**What is being asked:**
Retype the whole listing, please, keeping every line exact and dropping the pictures.

[Stored entries]
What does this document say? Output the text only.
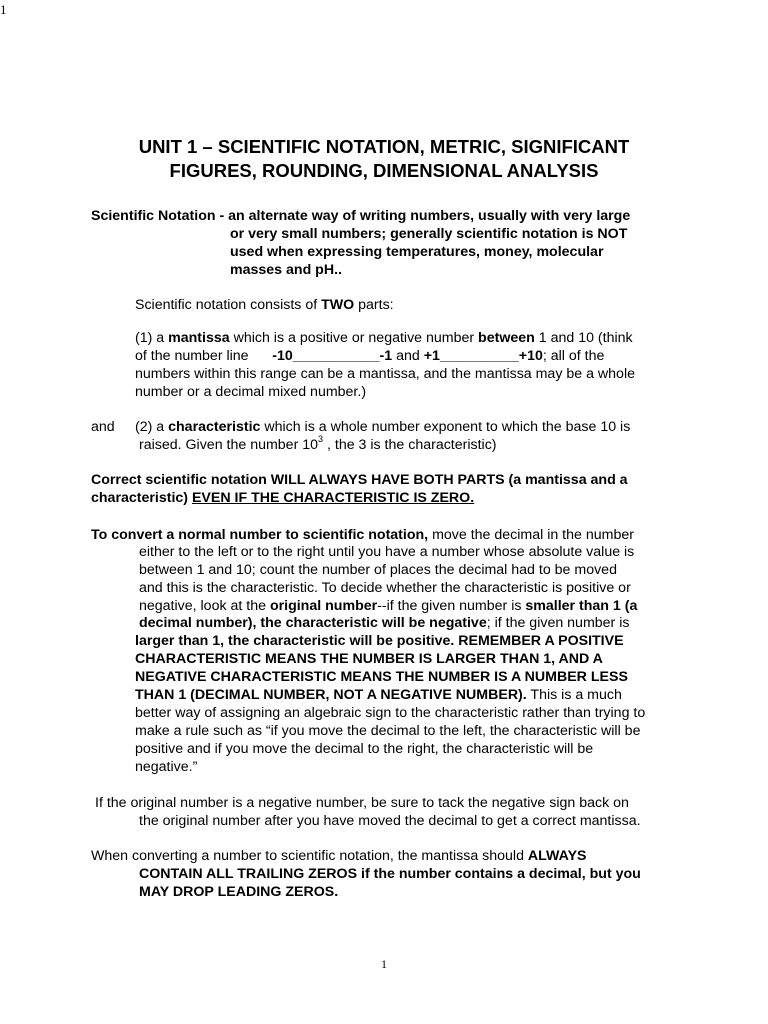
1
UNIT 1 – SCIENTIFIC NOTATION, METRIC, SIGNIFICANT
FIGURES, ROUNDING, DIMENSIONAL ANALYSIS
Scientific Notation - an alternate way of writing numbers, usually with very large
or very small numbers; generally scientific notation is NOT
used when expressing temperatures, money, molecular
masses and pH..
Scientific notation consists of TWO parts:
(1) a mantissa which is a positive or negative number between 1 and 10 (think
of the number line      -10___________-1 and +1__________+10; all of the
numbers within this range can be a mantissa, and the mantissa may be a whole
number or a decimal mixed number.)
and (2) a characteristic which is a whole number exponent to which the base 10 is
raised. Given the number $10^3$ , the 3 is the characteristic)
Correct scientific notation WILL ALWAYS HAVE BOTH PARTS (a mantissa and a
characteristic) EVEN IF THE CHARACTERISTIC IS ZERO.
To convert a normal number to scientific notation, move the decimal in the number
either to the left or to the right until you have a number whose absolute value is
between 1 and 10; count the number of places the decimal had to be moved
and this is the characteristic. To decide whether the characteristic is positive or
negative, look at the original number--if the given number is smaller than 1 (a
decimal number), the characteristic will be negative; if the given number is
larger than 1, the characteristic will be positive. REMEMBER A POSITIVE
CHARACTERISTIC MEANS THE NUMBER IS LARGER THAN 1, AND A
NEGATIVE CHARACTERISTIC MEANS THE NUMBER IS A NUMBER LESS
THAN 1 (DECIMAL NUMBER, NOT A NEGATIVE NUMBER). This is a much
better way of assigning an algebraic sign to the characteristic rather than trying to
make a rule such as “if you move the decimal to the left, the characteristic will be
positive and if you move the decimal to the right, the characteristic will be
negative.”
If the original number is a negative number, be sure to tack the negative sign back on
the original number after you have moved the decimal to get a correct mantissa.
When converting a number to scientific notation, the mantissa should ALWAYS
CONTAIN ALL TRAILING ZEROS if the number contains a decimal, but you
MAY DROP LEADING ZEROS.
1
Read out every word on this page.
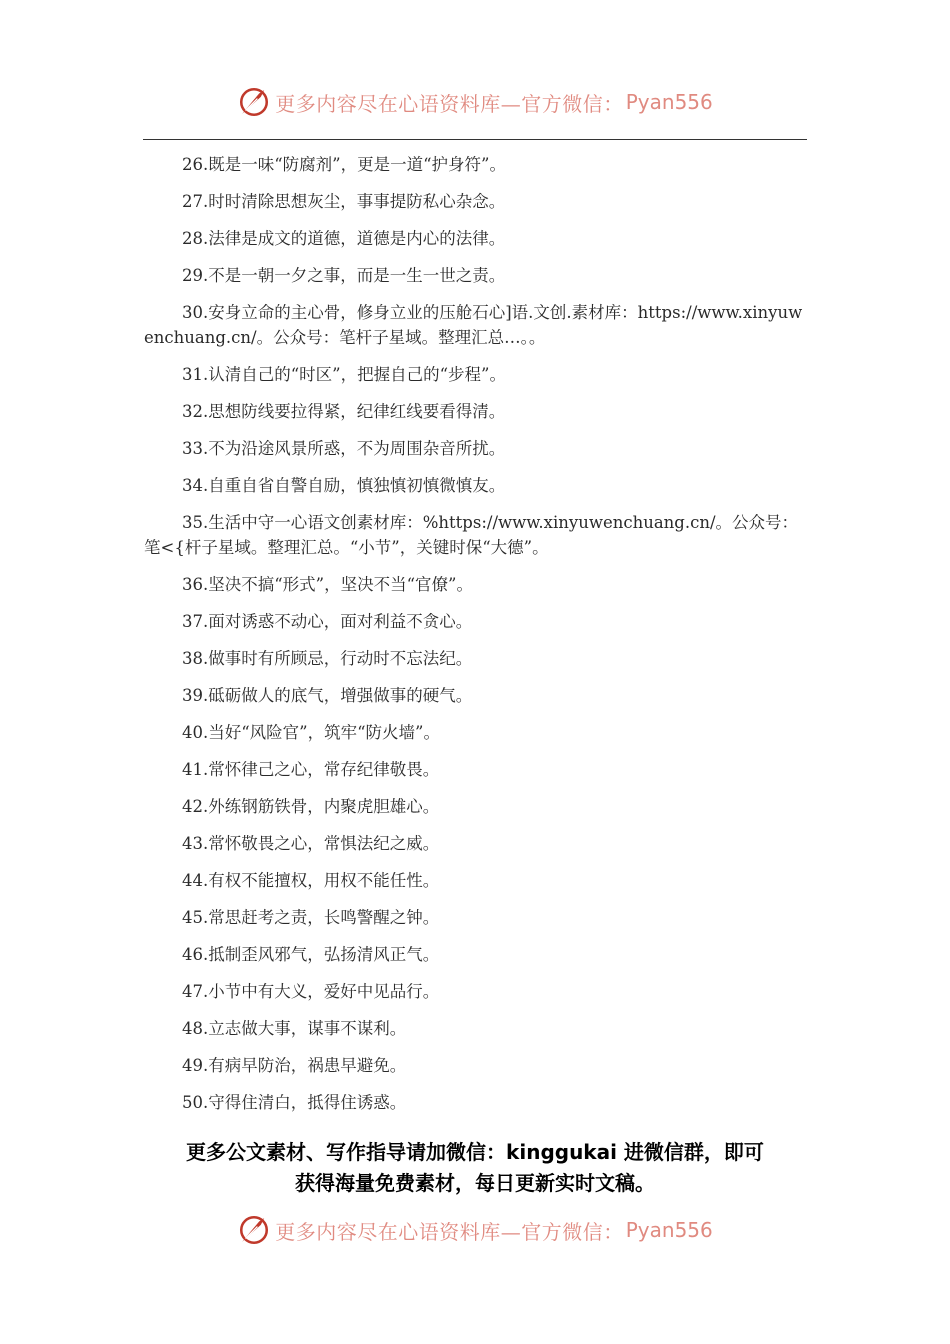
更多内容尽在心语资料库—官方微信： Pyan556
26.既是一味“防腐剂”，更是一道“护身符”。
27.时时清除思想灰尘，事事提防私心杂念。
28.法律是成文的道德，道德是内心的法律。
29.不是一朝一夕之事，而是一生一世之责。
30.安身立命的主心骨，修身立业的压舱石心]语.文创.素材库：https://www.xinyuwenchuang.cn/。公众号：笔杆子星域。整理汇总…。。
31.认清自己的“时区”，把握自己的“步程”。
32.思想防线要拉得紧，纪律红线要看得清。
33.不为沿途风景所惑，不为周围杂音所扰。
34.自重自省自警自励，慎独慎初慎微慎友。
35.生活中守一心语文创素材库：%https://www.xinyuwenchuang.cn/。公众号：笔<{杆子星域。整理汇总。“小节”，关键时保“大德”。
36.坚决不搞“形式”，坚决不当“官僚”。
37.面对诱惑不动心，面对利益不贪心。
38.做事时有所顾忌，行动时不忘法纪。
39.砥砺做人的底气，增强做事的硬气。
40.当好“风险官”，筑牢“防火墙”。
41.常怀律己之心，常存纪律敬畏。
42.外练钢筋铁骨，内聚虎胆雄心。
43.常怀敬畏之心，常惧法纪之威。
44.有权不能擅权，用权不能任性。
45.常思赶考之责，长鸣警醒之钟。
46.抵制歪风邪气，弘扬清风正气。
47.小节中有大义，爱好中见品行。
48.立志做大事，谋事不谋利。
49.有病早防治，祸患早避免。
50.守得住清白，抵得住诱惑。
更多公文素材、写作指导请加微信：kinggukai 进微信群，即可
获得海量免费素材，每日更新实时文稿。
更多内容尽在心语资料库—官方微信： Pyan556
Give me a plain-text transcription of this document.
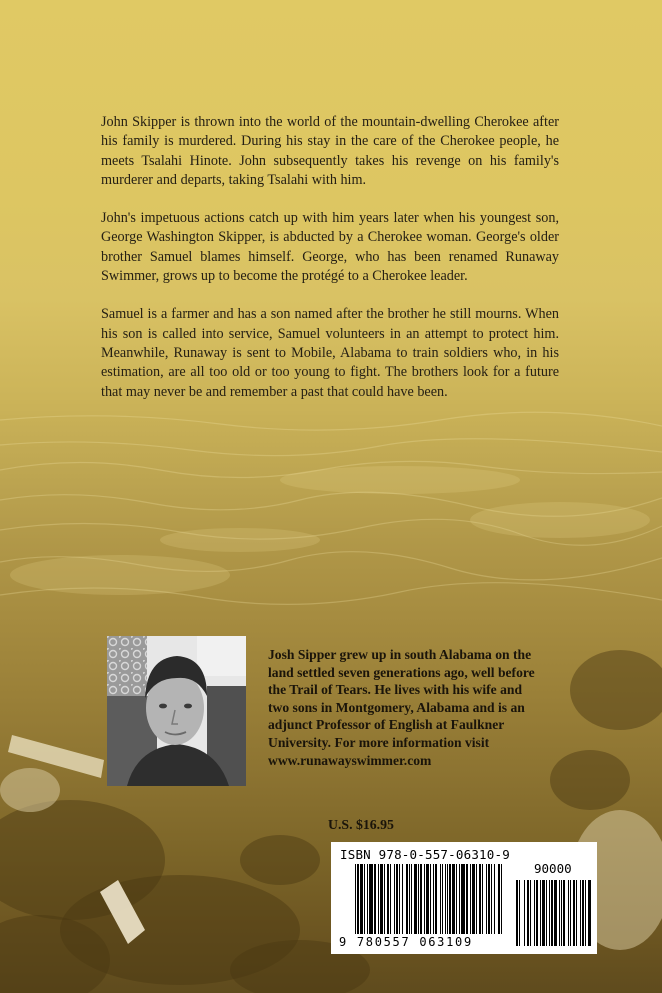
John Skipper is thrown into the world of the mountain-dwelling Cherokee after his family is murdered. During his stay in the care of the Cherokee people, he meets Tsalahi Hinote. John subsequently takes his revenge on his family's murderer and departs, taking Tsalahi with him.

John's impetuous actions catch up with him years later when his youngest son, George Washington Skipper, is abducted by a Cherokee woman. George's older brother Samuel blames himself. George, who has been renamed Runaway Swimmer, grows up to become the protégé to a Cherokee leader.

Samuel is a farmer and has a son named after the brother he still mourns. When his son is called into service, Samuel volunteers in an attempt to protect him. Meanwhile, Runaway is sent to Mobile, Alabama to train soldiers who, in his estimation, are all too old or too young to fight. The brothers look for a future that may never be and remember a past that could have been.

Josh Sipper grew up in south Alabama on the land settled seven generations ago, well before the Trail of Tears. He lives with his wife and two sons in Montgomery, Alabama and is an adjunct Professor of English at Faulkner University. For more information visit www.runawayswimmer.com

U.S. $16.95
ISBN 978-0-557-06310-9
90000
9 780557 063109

**The solution:**
What does this document say? Output the text only.
1
UNIT 1 – SCIENTIFIC NOTATION, METRIC, SIGNIFICANT
FIGURES, ROUNDING, DIMENSIONAL ANALYSIS
Scientific Notation - an alternate way of writing numbers, usually with very large
or very small numbers; generally scientific notation is NOT
used when expressing temperatures, money, molecular
masses and pH..
Scientific notation consists of TWO parts:
(1) a mantissa which is a positive or negative number between 1 and 10 (think
of the number line      -10___________-1 and +1__________+10; all of the
numbers within this range can be a mantissa, and the mantissa may be a whole
number or a decimal mixed number.)
and (2) a characteristic which is a whole number exponent to which the base 10 is
raised. Given the number $10^3$ , the 3 is the characteristic)
Correct scientific notation WILL ALWAYS HAVE BOTH PARTS (a mantissa and a
characteristic) EVEN IF THE CHARACTERISTIC IS ZERO.
To convert a normal number to scientific notation, move the decimal in the number
either to the left or to the right until you have a number whose absolute value is
between 1 and 10; count the number of places the decimal had to be moved
and this is the characteristic. To decide whether the characteristic is positive or
negative, look at the original number--if the given number is smaller than 1 (a
decimal number), the characteristic will be negative; if the given number is
larger than 1, the characteristic will be positive. REMEMBER A POSITIVE
CHARACTERISTIC MEANS THE NUMBER IS LARGER THAN 1, AND A
NEGATIVE CHARACTERISTIC MEANS THE NUMBER IS A NUMBER LESS
THAN 1 (DECIMAL NUMBER, NOT A NEGATIVE NUMBER). This is a much
better way of assigning an algebraic sign to the characteristic rather than trying to
make a rule such as “if you move the decimal to the left, the characteristic will be
positive and if you move the decimal to the right, the characteristic will be
negative.”
If the original number is a negative number, be sure to tack the negative sign back on
the original number after you have moved the decimal to get a correct mantissa.
When converting a number to scientific notation, the mantissa should ALWAYS
CONTAIN ALL TRAILING ZEROS if the number contains a decimal, but you
MAY DROP LEADING ZEROS.
1
Read out every word on this page.
更多内容尽在心语资料库—官方微信： Pyan556
26.既是一味“防腐剂”，更是一道“护身符”。
27.时时清除思想灰尘，事事提防私心杂念。
28.法律是成文的道德，道德是内心的法律。
29.不是一朝一夕之事，而是一生一世之责。
30.安身立命的主心骨，修身立业的压舱石心]语.文创.素材库：https://www.xinyuwenchuang.cn/。公众号：笔杆子星域。整理汇总…。。
31.认清自己的“时区”，把握自己的“步程”。
32.思想防线要拉得紧，纪律红线要看得清。
33.不为沿途风景所惑，不为周围杂音所扰。
34.自重自省自警自励，慎独慎初慎微慎友。
35.生活中守一心语文创素材库：%https://www.xinyuwenchuang.cn/。公众号：笔<{杆子星域。整理汇总。“小节”，关键时保“大德”。
36.坚决不搞“形式”，坚决不当“官僚”。
37.面对诱惑不动心，面对利益不贪心。
38.做事时有所顾忌，行动时不忘法纪。
39.砥砺做人的底气，增强做事的硬气。
40.当好“风险官”，筑牢“防火墙”。
41.常怀律己之心，常存纪律敬畏。
42.外练钢筋铁骨，内聚虎胆雄心。
43.常怀敬畏之心，常惧法纪之威。
44.有权不能擅权，用权不能任性。
45.常思赶考之责，长鸣警醒之钟。
46.抵制歪风邪气，弘扬清风正气。
47.小节中有大义，爱好中见品行。
48.立志做大事，谋事不谋利。
49.有病早防治，祸患早避免。
50.守得住清白，抵得住诱惑。
更多公文素材、写作指导请加微信：kinggukai 进微信群，即可
获得海量免费素材，每日更新实时文稿。
更多内容尽在心语资料库—官方微信： Pyan556
Give me a plain-text transcription of this document.
John Skipper is thrown into the world of the mountain-dwelling Cherokee after his family is murdered. During his stay in the care of the Cherokee people, he meets Tsalahi Hinote. John subsequently takes his revenge on his family's murderer and departs, taking Tsalahi with him.

John's impetuous actions catch up with him years later when his youngest son, George Washington Skipper, is abducted by a Cherokee woman. George's older brother Samuel blames himself. George, who has been renamed Runaway Swimmer, grows up to become the protégé to a Cherokee leader.

Samuel is a farmer and has a son named after the brother he still mourns. When his son is called into service, Samuel volunteers in an attempt to protect him. Meanwhile, Runaway is sent to Mobile, Alabama to train soldiers who, in his estimation, are all too old or too young to fight. The brothers look for a future that may never be and remember a past that could have been.

Josh Sipper grew up in south Alabama on the land settled seven generations ago, well before the Trail of Tears. He lives with his wife and two sons in Montgomery, Alabama and is an adjunct Professor of English at Faulkner University. For more information visit www.runawayswimmer.com

U.S. $16.95
ISBN 978-0-557-06310-9
90000
9 780557 063109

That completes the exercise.